WHAT IS EXPECTED: Extract every line that contains the word "истории".

[Stored data]
"""

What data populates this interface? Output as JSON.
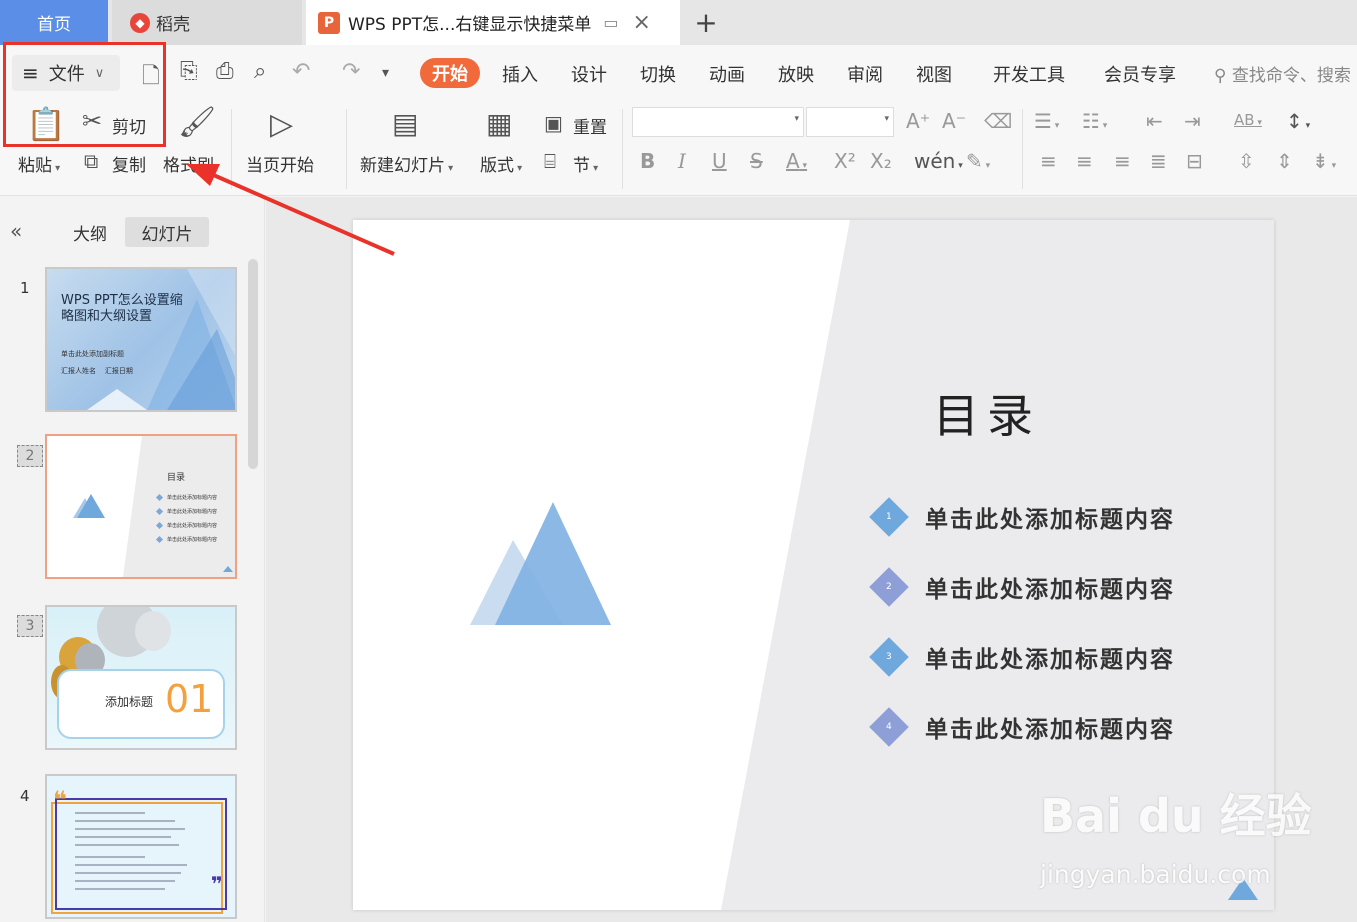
{
  "tabs": {
    "home": "首页",
    "daoke": "稻壳",
    "doc_title": "WPS PPT怎...右键显示快捷菜单",
    "add": "+"
  },
  "menu": {
    "file": "文件",
    "items": [
      "开始",
      "插入",
      "设计",
      "切换",
      "动画",
      "放映",
      "审阅",
      "视图",
      "开发工具",
      "会员专享"
    ],
    "search": "查找命令、搜索"
  },
  "ribbon": {
    "paste": "粘贴",
    "cut": "剪切",
    "copy": "复制",
    "format_painter": "格式刷",
    "from_current": "当页开始",
    "new_slide": "新建幻灯片",
    "layout": "版式",
    "reset": "重置",
    "section": "节"
  },
  "left_panel": {
    "outline_tab": "大纲",
    "slides_tab": "幻灯片",
    "slides": [
      {
        "num": "1",
        "title": "WPS PPT怎么设置缩略图和大纲设置",
        "subtitle": "单击此处添加副标题",
        "reporter": "汇报人姓名",
        "date": "汇报日期"
      },
      {
        "num": "2",
        "title": "目录",
        "items": [
          "单击此处添加标题内容",
          "单击此处添加标题内容",
          "单击此处添加标题内容",
          "单击此处添加标题内容"
        ]
      },
      {
        "num": "3",
        "label": "添加标题",
        "big_num": "01"
      },
      {
        "num": "4"
      }
    ]
  },
  "slide": {
    "title": "目录",
    "items": [
      {
        "num": "1",
        "text": "单击此处添加标题内容",
        "color": "#6fa8dc"
      },
      {
        "num": "2",
        "text": "单击此处添加标题内容",
        "color": "#8e9fd8"
      },
      {
        "num": "3",
        "text": "单击此处添加标题内容",
        "color": "#6fa8dc"
      },
      {
        "num": "4",
        "text": "单击此处添加标题内容",
        "color": "#8e9fd8"
      }
    ]
  },
  "watermark": {
    "brand": "Bai du 经验",
    "url": "jingyan.baidu.com"
  },
  "colors": {
    "accent": "#f06a3c",
    "home_tab": "#5b8ee6",
    "annotation": "#e8322a"
  }
}
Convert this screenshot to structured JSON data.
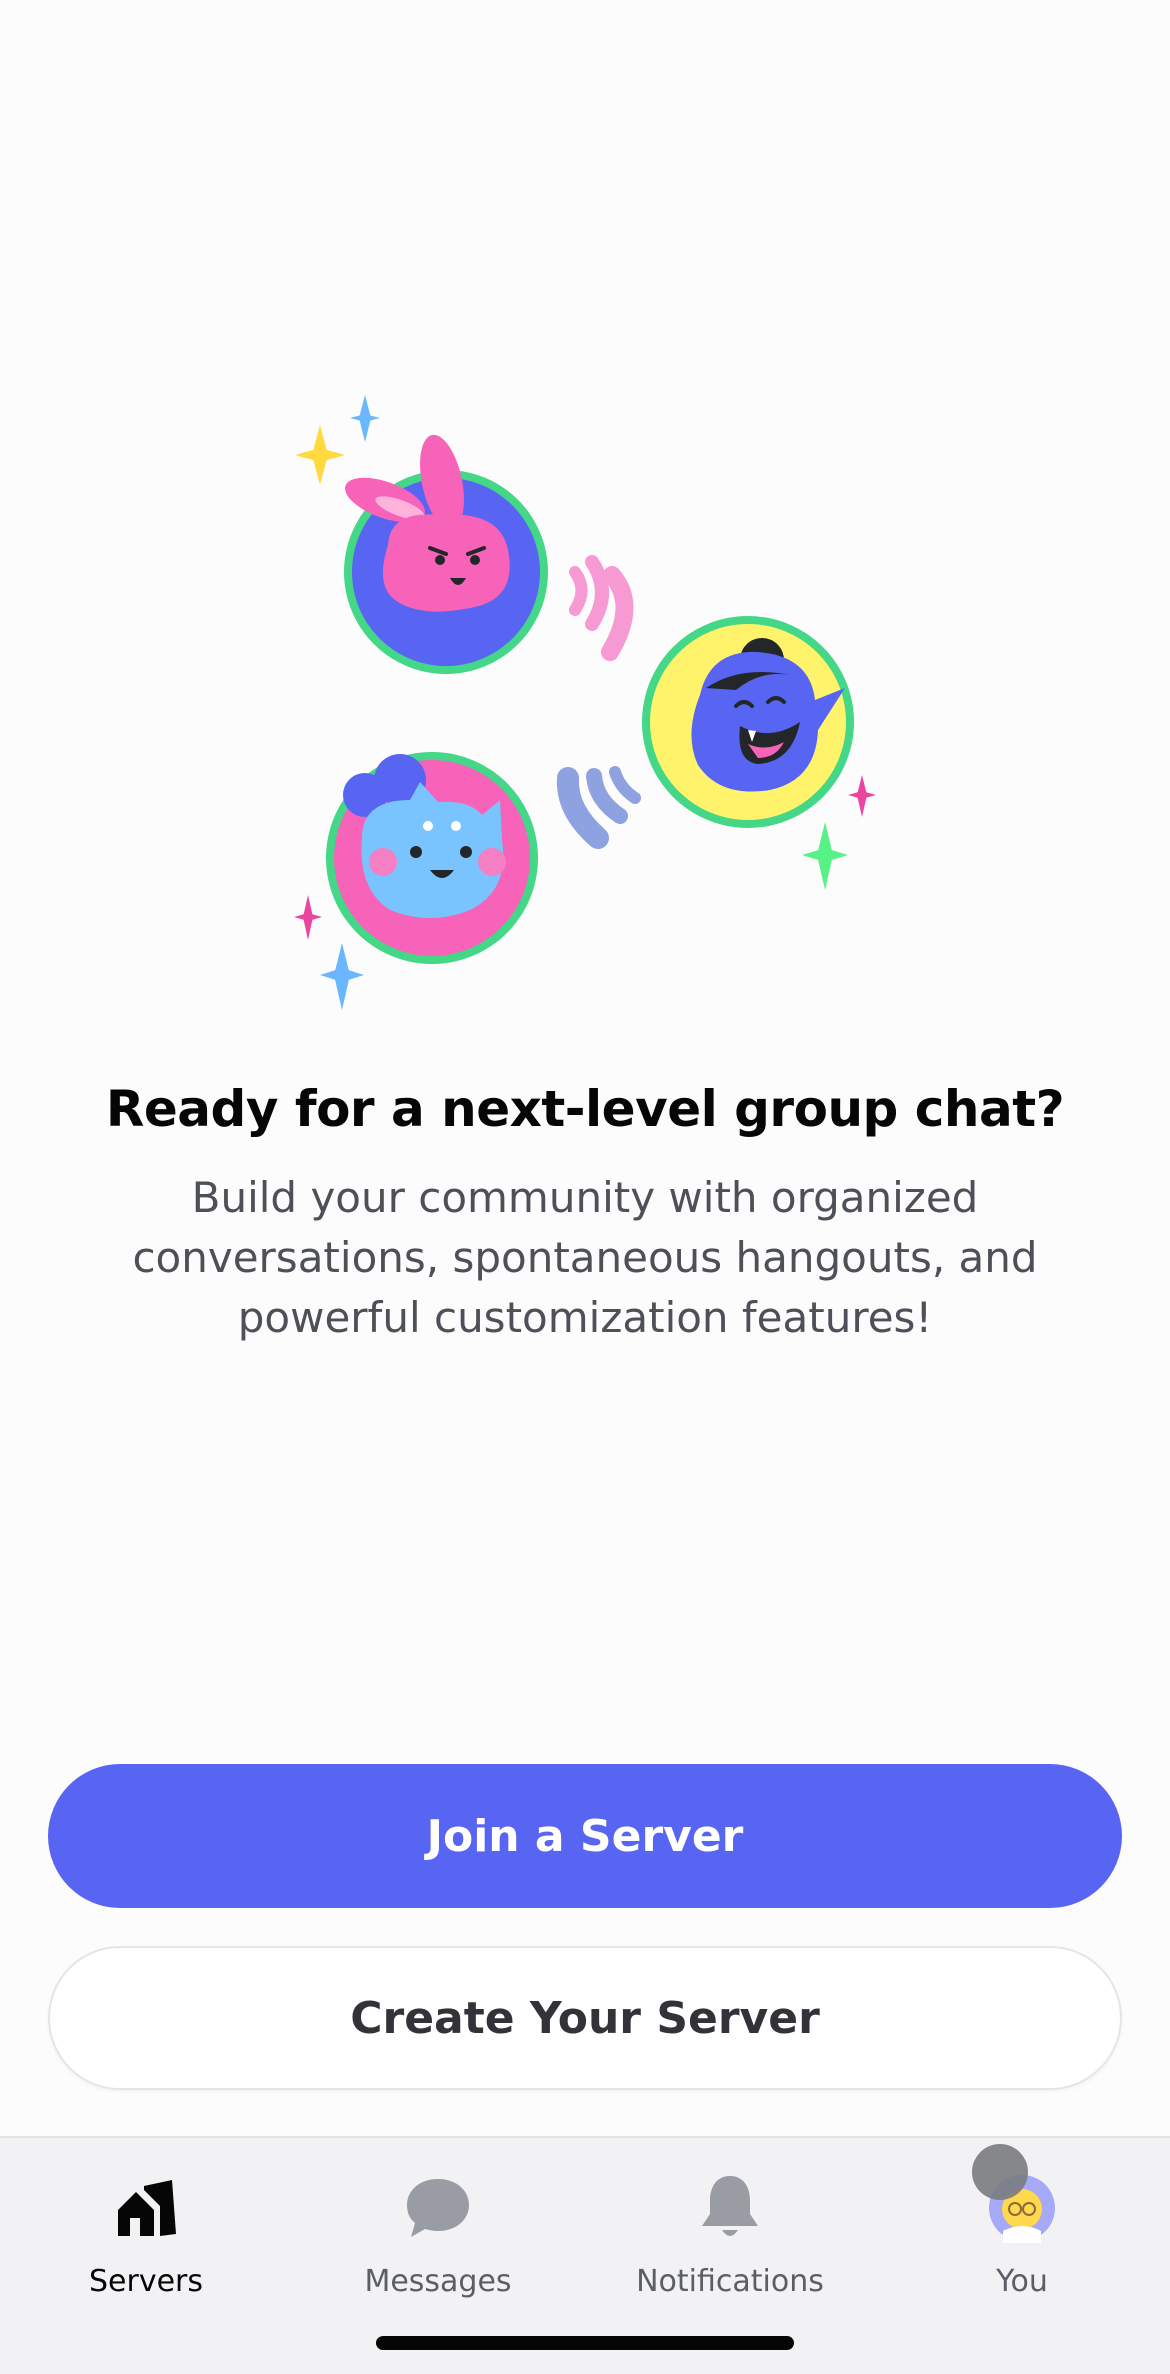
{
  "main": {
    "title": "Ready for a next-level group chat?",
    "subtitle": "Build your community with organized conversations, spontaneous hangouts, and powerful customization features!",
    "join_button": "Join a Server",
    "create_button": "Create Your Server"
  },
  "tabbar": {
    "items": [
      {
        "label": "Servers",
        "icon": "servers-icon",
        "active": true
      },
      {
        "label": "Messages",
        "icon": "messages-icon",
        "active": false
      },
      {
        "label": "Notifications",
        "icon": "bell-icon",
        "active": false
      },
      {
        "label": "You",
        "icon": "avatar",
        "active": false
      }
    ]
  },
  "colors": {
    "brand": "#5865f2",
    "text_primary": "#060607",
    "text_secondary": "#4e5058"
  }
}
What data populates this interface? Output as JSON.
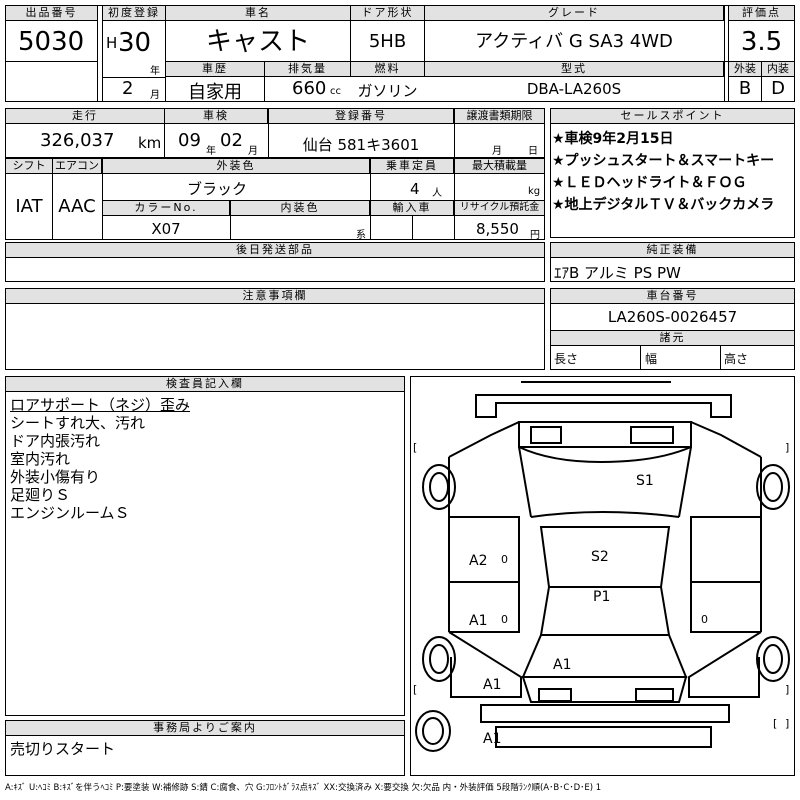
{
  "header": {
    "lot_no": {
      "label": "出品番号",
      "value": "5030"
    },
    "first_reg": {
      "label": "初度登録",
      "era": "H",
      "year": "30",
      "year_unit": "年",
      "month": "2",
      "month_unit": "月"
    },
    "car_name": {
      "label": "車名",
      "value": "キャスト"
    },
    "door_type": {
      "label": "ドア形状",
      "value": "5HB"
    },
    "grade": {
      "label": "グレード",
      "value": "アクティバ G SA3 4WD"
    },
    "score": {
      "label": "評価点",
      "value": "3.5"
    },
    "history": {
      "label": "車歴",
      "value": "自家用"
    },
    "displacement": {
      "label": "排気量",
      "value": "660",
      "unit": "cc"
    },
    "fuel": {
      "label": "燃料",
      "value": "ガソリン"
    },
    "model": {
      "label": "型式",
      "value": "DBA-LA260S"
    },
    "exterior_grade": {
      "label": "外装",
      "value": "B"
    },
    "interior_grade": {
      "label": "内装",
      "value": "D"
    }
  },
  "row2": {
    "mileage": {
      "label": "走行",
      "value": "326,037",
      "unit": "km"
    },
    "inspection": {
      "label": "車検",
      "year": "09",
      "year_unit": "年",
      "month": "02",
      "month_unit": "月"
    },
    "plate": {
      "label": "登録番号",
      "value": "仙台 581キ3601"
    },
    "transfer_deadline": {
      "label": "譲渡書類期限",
      "month_unit": "月",
      "day_unit": "日"
    },
    "sales_points": {
      "label": "セールスポイント",
      "items": [
        "★車検9年2月15日",
        "★プッシュスタート＆スマートキー",
        "★ＬＥＤヘッドライト＆ＦＯＧ",
        "★地上デジタルＴＶ＆バックカメラ"
      ]
    }
  },
  "row3": {
    "shift": {
      "label": "シフト",
      "value": "IAT"
    },
    "aircon": {
      "label": "エアコン",
      "value": "AAC"
    },
    "ext_color": {
      "label": "外装色",
      "value": "ブラック"
    },
    "capacity": {
      "label": "乗車定員",
      "value": "4",
      "unit": "人"
    },
    "max_load": {
      "label": "最大積載量",
      "unit": "kg"
    },
    "color_no": {
      "label": "カラーNo.",
      "value": "X07"
    },
    "int_color": {
      "label": "内装色",
      "unit": "系"
    },
    "import": {
      "label": "輸入車"
    },
    "recycle": {
      "label": "リサイクル預託金",
      "value": "8,550",
      "unit": "円"
    }
  },
  "later_parts": {
    "label": "後日発送部品"
  },
  "genuine_equipment": {
    "label": "純正装備",
    "value": "ｴｱB アルミ PS PW"
  },
  "notes": {
    "label": "注意事項欄"
  },
  "chassis": {
    "label": "車台番号",
    "value": "LA260S-0026457",
    "specs_label": "諸元",
    "length": "長さ",
    "width": "幅",
    "height": "高さ"
  },
  "inspector": {
    "label": "検査員記入欄",
    "lines": [
      "ロアサポート（ネジ）歪み",
      "シートすれ大、汚れ",
      "ドア内張汚れ",
      "室内汚れ",
      "外装小傷有り",
      "足廻りＳ",
      "エンジンルームＳ"
    ]
  },
  "office": {
    "label": "事務局よりご案内",
    "value": "売切りスタート"
  },
  "diagram_marks": {
    "roof_s1": "S1",
    "rear_door_left": "A2",
    "rear_door_left_zero": "0",
    "center_s2": "S2",
    "center_p1": "P1",
    "front_door_left": "A1",
    "front_door_left_zero": "0",
    "right_zero": "0",
    "hood": "A1",
    "front_fender_left": "A1",
    "front_bumper": "A1",
    "bracket_l1": "[",
    "bracket_r1": "]",
    "bracket_l2": "[",
    "bracket_r2": "]",
    "bracket_l3": "[",
    "bracket_r3": "]"
  },
  "legend": "A:ｷｽﾞ U:ﾍｺﾐ B:ｷｽﾞを伴うﾍｺﾐ P:要塗装 W:補修跡 S:錆 C:腐食、穴 G:ﾌﾛﾝﾄｶﾞﾗｽ点ｷｽﾞ XX:交換済み X:要交換 欠:欠品 内・外装評価 5段階ﾗﾝｸ順(A･B･C･D･E) 1"
}
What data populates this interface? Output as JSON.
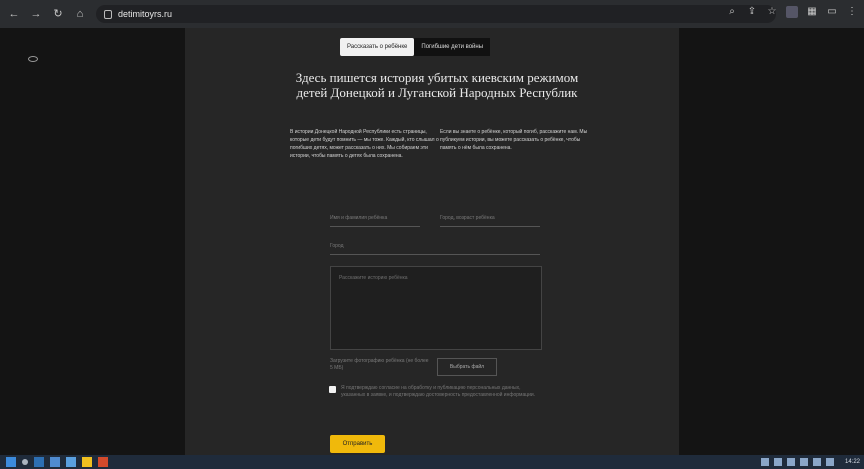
{
  "browser": {
    "url": "detimitoyrs.ru"
  },
  "tabs": [
    {
      "label": "Рассказать о ребёнке",
      "active": true
    },
    {
      "label": "Погибшие дети войны",
      "active": false
    }
  ],
  "title": "Здесь пишется история убитых киевским режимом детей Донецкой и Луганской Народных Республик",
  "description": {
    "left": "В истории Донецкой Народной Республики есть страницы, которые дети будут помнить — мы тоже. Каждый, кто слышал о погибших детях, может рассказать о них. Мы собираем эти истории, чтобы память о детях была сохранена.",
    "right": "Если вы знаете о ребёнке, который погиб, расскажите нам. Мы публикуем истории, вы можете рассказать о ребёнке, чтобы память о нём была сохранена."
  },
  "form": {
    "name_placeholder": "Имя и фамилия ребёнка",
    "agecity_placeholder": "Город, возраст ребёнка",
    "org_placeholder": "Город",
    "story_placeholder": "Расскажите историю ребёнка",
    "photo_label": "Загрузите фотографию ребёнка (не более 5 МБ)",
    "choose_file_label": "Выбрать файл",
    "consent_text": "Я подтверждаю согласие на обработку и публикацию персональных данных, указанных в заявке, и подтверждаю достоверность предоставленной информации.",
    "submit_label": "Отправить"
  },
  "taskbar": {
    "clock": "14:22"
  },
  "colors": {
    "accent": "#f0b90b",
    "page_bg": "#1a1a1a",
    "panel_bg": "#262626"
  }
}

"""

WRITTEN SOLUTION:
    "left": "В истории Донецкой Народной Республики есть страницы, которые дети будут помнить — мы тоже. Каждый, кто слышал о погибших детях, может рассказать о них. Мы собираем эти истории, чтобы память о детях была сохранена.",
    "right": "Если вы знаете о ребёнке, который погиб, расскажите нам. Мы публикуем истории, вы можете рассказать о ребёнке, чтобы память о нём была сохранена."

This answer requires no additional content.